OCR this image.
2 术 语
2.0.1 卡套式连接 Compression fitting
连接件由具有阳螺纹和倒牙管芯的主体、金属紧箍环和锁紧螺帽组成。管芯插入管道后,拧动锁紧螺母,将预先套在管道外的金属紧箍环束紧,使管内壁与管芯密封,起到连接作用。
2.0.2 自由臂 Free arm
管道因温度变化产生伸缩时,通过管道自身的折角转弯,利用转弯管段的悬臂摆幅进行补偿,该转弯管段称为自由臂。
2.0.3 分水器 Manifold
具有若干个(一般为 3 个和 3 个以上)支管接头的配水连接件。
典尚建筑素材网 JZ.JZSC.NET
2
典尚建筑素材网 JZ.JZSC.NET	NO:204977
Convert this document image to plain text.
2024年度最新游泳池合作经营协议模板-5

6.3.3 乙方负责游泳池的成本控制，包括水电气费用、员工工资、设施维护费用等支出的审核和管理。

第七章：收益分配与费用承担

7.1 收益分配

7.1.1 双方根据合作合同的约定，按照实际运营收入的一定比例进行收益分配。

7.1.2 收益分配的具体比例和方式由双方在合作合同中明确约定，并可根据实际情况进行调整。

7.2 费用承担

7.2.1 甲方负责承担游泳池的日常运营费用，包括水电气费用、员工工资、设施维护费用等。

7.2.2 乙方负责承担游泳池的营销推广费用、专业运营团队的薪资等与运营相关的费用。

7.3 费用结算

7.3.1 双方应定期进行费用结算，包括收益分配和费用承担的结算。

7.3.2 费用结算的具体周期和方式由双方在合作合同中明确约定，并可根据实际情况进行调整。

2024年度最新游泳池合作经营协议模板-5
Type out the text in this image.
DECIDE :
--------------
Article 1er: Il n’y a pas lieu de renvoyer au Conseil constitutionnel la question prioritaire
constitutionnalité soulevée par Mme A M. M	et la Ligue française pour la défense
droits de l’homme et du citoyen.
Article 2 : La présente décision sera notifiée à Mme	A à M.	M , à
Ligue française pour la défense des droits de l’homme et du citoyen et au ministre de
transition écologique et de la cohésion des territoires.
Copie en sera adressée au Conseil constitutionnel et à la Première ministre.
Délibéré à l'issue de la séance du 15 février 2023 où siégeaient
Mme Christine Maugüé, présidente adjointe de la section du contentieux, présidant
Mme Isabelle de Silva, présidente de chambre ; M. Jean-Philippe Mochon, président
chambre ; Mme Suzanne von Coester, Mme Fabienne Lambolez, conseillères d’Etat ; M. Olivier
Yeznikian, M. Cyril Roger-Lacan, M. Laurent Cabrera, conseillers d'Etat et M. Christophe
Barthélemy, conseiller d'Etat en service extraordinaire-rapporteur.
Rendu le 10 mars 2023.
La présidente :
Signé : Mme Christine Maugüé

* * *

_GOAL_
Pick out and copy the lines of the entries that hold the string "présidente".

_TASK RESULT_
Mme Christine Maugüé, présidente adjointe de la section du contentieux, présidant
Mme Isabelle de Silva, présidente de chambre ; M. Jean-Philippe Mochon, président
La présidente :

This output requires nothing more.